** begin Information given **

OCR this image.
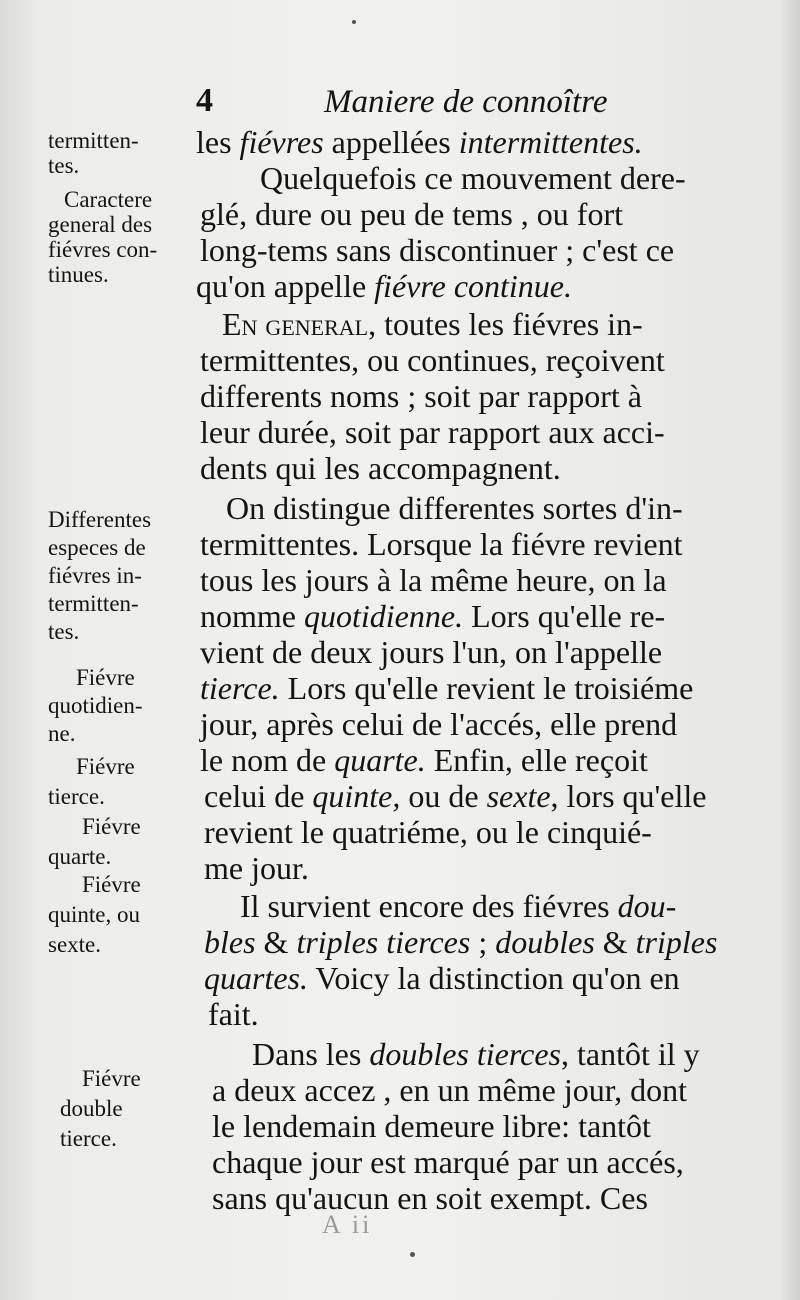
4	Maniere de connoître
termitten-
tes.
Caractere
general des
fiévres con-
tinues.
Differentes
especes de
fiévres in-
termitten-
tes.
Fiévre
quotidien-
ne.
Fiévre
tierce.
Fiévre
quarte.
Fiévre
quinte, ou
sexte.
Fiévre
double
tierce.
les fiévres appellées intermittentes.
Quelquefois ce mouvement dere-
glé, dure ou peu de tems , ou fort
long-tems sans discontinuer ; c'est ce
qu'on appelle fiévre continue.
En general, toutes les fiévres in-
termittentes, ou continues, reçoivent
differents noms ; soit par rapport à
leur durée, soit par rapport aux acci-
dents qui les accompagnent.
On distingue differentes sortes d'in-
termittentes. Lorsque la fiévre revient
tous les jours à la même heure, on la
nomme quotidienne. Lors qu'elle re-
vient de deux jours l'un, on l'appelle
tierce. Lors qu'elle revient le troisiéme
jour, après celui de l'accés, elle prend
le nom de quarte. Enfin, elle reçoit
celui de quinte, ou de sexte, lors qu'elle
revient le quatriéme, ou le cinquié-
me jour.
Il survient encore des fiévres dou-
bles & triples tierces ; doubles & triples
quartes. Voicy la distinction qu'on en
fait.
Dans les doubles tierces, tantôt il y
a deux accez , en un même jour, dont
le lendemain demeure libre: tantôt
chaque jour est marqué par un accés,
sans qu'aucun en soit exempt. Ces
A ii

** end Information given **

Transcribe every record above exactly as written, leaving out any pictures.

OCR this image.
4	Maniere de connoître
termitten-
tes.
Caractere
general des
fiévres con-
tinues.
Differentes
especes de
fiévres in-
termitten-
tes.
Fiévre
quotidien-
ne.
Fiévre
tierce.
Fiévre
quarte.
Fiévre
quinte, ou
sexte.
Fiévre
double
tierce.
les fiévres appellées intermittentes.
Quelquefois ce mouvement dere-
glé, dure ou peu de tems , ou fort
long-tems sans discontinuer ; c'est ce
qu'on appelle fiévre continue.
En general, toutes les fiévres in-
termittentes, ou continues, reçoivent
differents noms ; soit par rapport à
leur durée, soit par rapport aux acci-
dents qui les accompagnent.
On distingue differentes sortes d'in-
termittentes. Lorsque la fiévre revient
tous les jours à la même heure, on la
nomme quotidienne. Lors qu'elle re-
vient de deux jours l'un, on l'appelle
tierce. Lors qu'elle revient le troisiéme
jour, après celui de l'accés, elle prend
le nom de quarte. Enfin, elle reçoit
celui de quinte, ou de sexte, lors qu'elle
revient le quatriéme, ou le cinquié-
me jour.
Il survient encore des fiévres dou-
bles & triples tierces ; doubles & triples
quartes. Voicy la distinction qu'on en
fait.
Dans les doubles tierces, tantôt il y
a deux accez , en un même jour, dont
le lendemain demeure libre: tantôt
chaque jour est marqué par un accés,
sans qu'aucun en soit exempt. Ces
A ii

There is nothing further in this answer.